==== AVAILABLE RECORDS ====

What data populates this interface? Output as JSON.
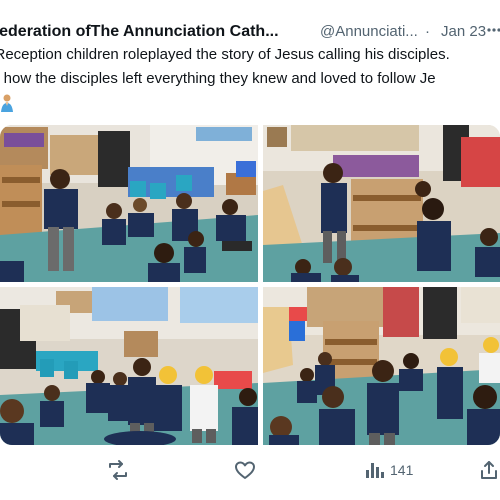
{
  "tweet": {
    "author": "e Federation ofThe Annunciation Cath...",
    "handle": "@Annunciati...",
    "separator": "·",
    "date": "Jan 23",
    "text_line1": "e Reception children roleplayed the story of Jesus calling his disciples.",
    "text_line2": "rnt how the disciples left everything they knew and loved to follow Je",
    "views": "141"
  },
  "media": {
    "photo_count": 4
  },
  "icons": {
    "more": "more-icon",
    "retweet": "retweet-icon",
    "like": "heart-icon",
    "views": "views-icon",
    "share": "share-icon",
    "emoji": "praying-person-emoji"
  },
  "colors": {
    "text": "#0f1419",
    "secondary": "#536471",
    "floor": "#5ea1a1",
    "uniform": "#1e2f55"
  }
}
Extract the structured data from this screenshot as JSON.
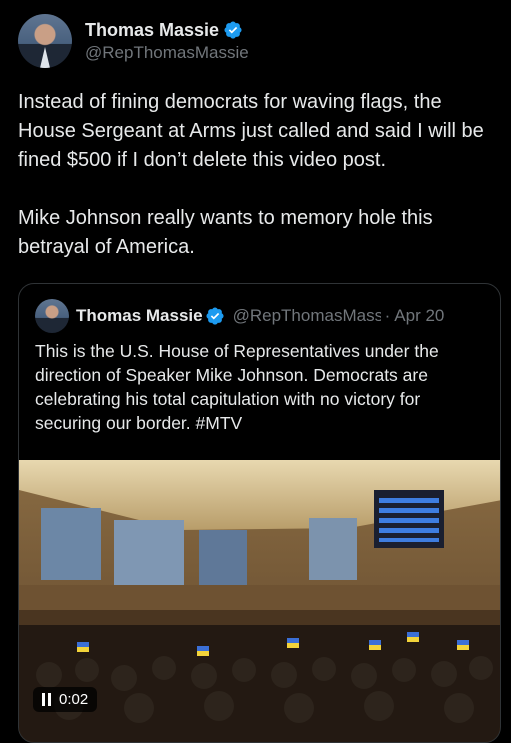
{
  "post": {
    "author_name": "Thomas Massie",
    "author_handle": "@RepThomasMassie",
    "text_paragraph_1": "Instead of fining democrats for waving flags, the House Sergeant at Arms just called and said I will be fined $500 if I don’t delete this video post.",
    "text_paragraph_2": "Mike Johnson really wants to memory hole this betrayal of America."
  },
  "quoted_post": {
    "author_name": "Thomas Massie",
    "author_handle": "@RepThomasMassie",
    "date": "Apr 20",
    "separator": "·",
    "text": "This is the U.S. House of Representatives under the direction of Speaker Mike Johnson. Democrats are celebrating his total capitulation with no victory for securing our border. #MTV",
    "video": {
      "timestamp": "0:02",
      "state": "pause-icon"
    }
  },
  "colors": {
    "background": "#000000",
    "text_primary": "#e7e9ea",
    "text_secondary": "#71767b",
    "verified_badge": "#1d9bf0",
    "border": "#2f3336"
  }
}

====

TASK TO COMPLETE:
Make a tally of the lines in this data that include the string "Mike", and answer with that tally alone.

FULL SOLUTION:
2